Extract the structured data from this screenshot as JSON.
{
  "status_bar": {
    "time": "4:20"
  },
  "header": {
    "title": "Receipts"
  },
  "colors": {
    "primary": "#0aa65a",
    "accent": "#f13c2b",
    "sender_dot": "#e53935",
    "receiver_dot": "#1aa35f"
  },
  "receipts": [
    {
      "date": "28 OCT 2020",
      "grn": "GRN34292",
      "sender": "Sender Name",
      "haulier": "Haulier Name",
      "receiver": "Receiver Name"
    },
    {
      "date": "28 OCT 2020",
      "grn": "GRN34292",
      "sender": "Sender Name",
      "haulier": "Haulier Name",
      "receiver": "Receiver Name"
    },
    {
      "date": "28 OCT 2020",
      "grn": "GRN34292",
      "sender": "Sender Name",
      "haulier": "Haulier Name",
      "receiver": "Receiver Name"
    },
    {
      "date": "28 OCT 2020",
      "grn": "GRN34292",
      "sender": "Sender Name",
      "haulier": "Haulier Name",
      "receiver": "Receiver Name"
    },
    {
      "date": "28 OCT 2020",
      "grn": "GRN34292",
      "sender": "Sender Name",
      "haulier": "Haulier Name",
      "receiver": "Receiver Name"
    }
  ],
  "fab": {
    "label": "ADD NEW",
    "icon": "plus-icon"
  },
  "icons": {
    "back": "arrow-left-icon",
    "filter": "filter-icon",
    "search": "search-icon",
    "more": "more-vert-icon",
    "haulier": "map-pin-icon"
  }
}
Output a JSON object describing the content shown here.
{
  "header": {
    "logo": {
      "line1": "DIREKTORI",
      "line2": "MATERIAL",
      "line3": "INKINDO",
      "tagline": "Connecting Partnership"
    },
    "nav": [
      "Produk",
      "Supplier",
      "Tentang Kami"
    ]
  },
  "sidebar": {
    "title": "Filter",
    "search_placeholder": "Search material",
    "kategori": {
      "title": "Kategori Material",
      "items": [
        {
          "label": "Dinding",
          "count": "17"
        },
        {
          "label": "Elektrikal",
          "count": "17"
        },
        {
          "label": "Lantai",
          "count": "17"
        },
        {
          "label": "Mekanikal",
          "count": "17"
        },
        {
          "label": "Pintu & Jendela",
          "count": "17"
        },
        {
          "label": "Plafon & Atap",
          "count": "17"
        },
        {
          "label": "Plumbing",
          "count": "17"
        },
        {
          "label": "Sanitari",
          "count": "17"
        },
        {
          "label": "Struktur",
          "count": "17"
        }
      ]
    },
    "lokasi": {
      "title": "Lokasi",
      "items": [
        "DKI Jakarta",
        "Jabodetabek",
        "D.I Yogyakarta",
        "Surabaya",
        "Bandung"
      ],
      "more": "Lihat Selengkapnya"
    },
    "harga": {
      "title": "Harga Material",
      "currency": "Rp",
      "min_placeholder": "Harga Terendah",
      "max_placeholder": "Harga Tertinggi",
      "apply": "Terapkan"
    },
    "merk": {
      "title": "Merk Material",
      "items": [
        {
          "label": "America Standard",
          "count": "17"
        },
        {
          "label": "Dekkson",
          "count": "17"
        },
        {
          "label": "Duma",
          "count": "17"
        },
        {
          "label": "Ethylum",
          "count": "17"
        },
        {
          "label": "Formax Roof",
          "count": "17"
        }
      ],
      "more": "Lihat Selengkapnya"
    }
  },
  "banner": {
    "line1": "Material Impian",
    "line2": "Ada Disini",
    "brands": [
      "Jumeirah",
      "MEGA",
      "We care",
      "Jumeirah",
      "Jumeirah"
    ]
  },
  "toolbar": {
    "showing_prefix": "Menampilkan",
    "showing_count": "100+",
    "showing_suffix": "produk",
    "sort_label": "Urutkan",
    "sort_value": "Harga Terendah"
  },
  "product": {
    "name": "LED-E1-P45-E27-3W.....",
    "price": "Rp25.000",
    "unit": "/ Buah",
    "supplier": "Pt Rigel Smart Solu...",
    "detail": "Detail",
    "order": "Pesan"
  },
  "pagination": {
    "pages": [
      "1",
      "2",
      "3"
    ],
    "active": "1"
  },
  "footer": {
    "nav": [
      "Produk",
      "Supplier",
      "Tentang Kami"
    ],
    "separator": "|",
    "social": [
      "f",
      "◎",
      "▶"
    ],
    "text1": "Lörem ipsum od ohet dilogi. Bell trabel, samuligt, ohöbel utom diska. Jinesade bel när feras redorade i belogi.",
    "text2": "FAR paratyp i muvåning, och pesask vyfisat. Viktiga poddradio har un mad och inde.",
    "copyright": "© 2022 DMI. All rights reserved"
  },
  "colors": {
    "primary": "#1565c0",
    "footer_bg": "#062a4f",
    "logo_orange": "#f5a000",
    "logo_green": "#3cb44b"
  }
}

•••

• _TASK DESCRIPTION_: Transcribe the entire listing above precisely.

• _TASK ANSWER_:
Extract the structured data from this screenshot as JSON.
{
  "status_bar": {
    "time": "4:20"
  },
  "header": {
    "title": "Receipts"
  },
  "colors": {
    "primary": "#0aa65a",
    "accent": "#f13c2b",
    "sender_dot": "#e53935",
    "receiver_dot": "#1aa35f"
  },
  "receipts": [
    {
      "date": "28 OCT 2020",
      "grn": "GRN34292",
      "sender": "Sender Name",
      "haulier": "Haulier Name",
      "receiver": "Receiver Name"
    },
    {
      "date": "28 OCT 2020",
      "grn": "GRN34292",
      "sender": "Sender Name",
      "haulier": "Haulier Name",
      "receiver": "Receiver Name"
    },
    {
      "date": "28 OCT 2020",
      "grn": "GRN34292",
      "sender": "Sender Name",
      "haulier": "Haulier Name",
      "receiver": "Receiver Name"
    },
    {
      "date": "28 OCT 2020",
      "grn": "GRN34292",
      "sender": "Sender Name",
      "haulier": "Haulier Name",
      "receiver": "Receiver Name"
    },
    {
      "date": "28 OCT 2020",
      "grn": "GRN34292",
      "sender": "Sender Name",
      "haulier": "Haulier Name",
      "receiver": "Receiver Name"
    }
  ],
  "fab": {
    "label": "ADD NEW",
    "icon": "plus-icon"
  },
  "icons": {
    "back": "arrow-left-icon",
    "filter": "filter-icon",
    "search": "search-icon",
    "more": "more-vert-icon",
    "haulier": "map-pin-icon"
  }
}
Output a JSON object describing the content shown here.
{
  "header": {
    "logo": {
      "line1": "DIREKTORI",
      "line2": "MATERIAL",
      "line3": "INKINDO",
      "tagline": "Connecting Partnership"
    },
    "nav": [
      "Produk",
      "Supplier",
      "Tentang Kami"
    ]
  },
  "sidebar": {
    "title": "Filter",
    "search_placeholder": "Search material",
    "kategori": {
      "title": "Kategori Material",
      "items": [
        {
          "label": "Dinding",
          "count": "17"
        },
        {
          "label": "Elektrikal",
          "count": "17"
        },
        {
          "label": "Lantai",
          "count": "17"
        },
        {
          "label": "Mekanikal",
          "count": "17"
        },
        {
          "label": "Pintu & Jendela",
          "count": "17"
        },
        {
          "label": "Plafon & Atap",
          "count": "17"
        },
        {
          "label": "Plumbing",
          "count": "17"
        },
        {
          "label": "Sanitari",
          "count": "17"
        },
        {
          "label": "Struktur",
          "count": "17"
        }
      ]
    },
    "lokasi": {
      "title": "Lokasi",
      "items": [
        "DKI Jakarta",
        "Jabodetabek",
        "D.I Yogyakarta",
        "Surabaya",
        "Bandung"
      ],
      "more": "Lihat Selengkapnya"
    },
    "harga": {
      "title": "Harga Material",
      "currency": "Rp",
      "min_placeholder": "Harga Terendah",
      "max_placeholder": "Harga Tertinggi",
      "apply": "Terapkan"
    },
    "merk": {
      "title": "Merk Material",
      "items": [
        {
          "label": "America Standard",
          "count": "17"
        },
        {
          "label": "Dekkson",
          "count": "17"
        },
        {
          "label": "Duma",
          "count": "17"
        },
        {
          "label": "Ethylum",
          "count": "17"
        },
        {
          "label": "Formax Roof",
          "count": "17"
        }
      ],
      "more": "Lihat Selengkapnya"
    }
  },
  "banner": {
    "line1": "Material Impian",
    "line2": "Ada Disini",
    "brands": [
      "Jumeirah",
      "MEGA",
      "We care",
      "Jumeirah",
      "Jumeirah"
    ]
  },
  "toolbar": {
    "showing_prefix": "Menampilkan",
    "showing_count": "100+",
    "showing_suffix": "produk",
    "sort_label": "Urutkan",
    "sort_value": "Harga Terendah"
  },
  "product": {
    "name": "LED-E1-P45-E27-3W.....",
    "price": "Rp25.000",
    "unit": "/ Buah",
    "supplier": "Pt Rigel Smart Solu...",
    "detail": "Detail",
    "order": "Pesan"
  },
  "pagination": {
    "pages": [
      "1",
      "2",
      "3"
    ],
    "active": "1"
  },
  "footer": {
    "nav": [
      "Produk",
      "Supplier",
      "Tentang Kami"
    ],
    "separator": "|",
    "social": [
      "f",
      "◎",
      "▶"
    ],
    "text1": "Lörem ipsum od ohet dilogi. Bell trabel, samuligt, ohöbel utom diska. Jinesade bel när feras redorade i belogi.",
    "text2": "FAR paratyp i muvåning, och pesask vyfisat. Viktiga poddradio har un mad och inde.",
    "copyright": "© 2022 DMI. All rights reserved"
  },
  "colors": {
    "primary": "#1565c0",
    "footer_bg": "#062a4f",
    "logo_orange": "#f5a000",
    "logo_green": "#3cb44b"
  }
}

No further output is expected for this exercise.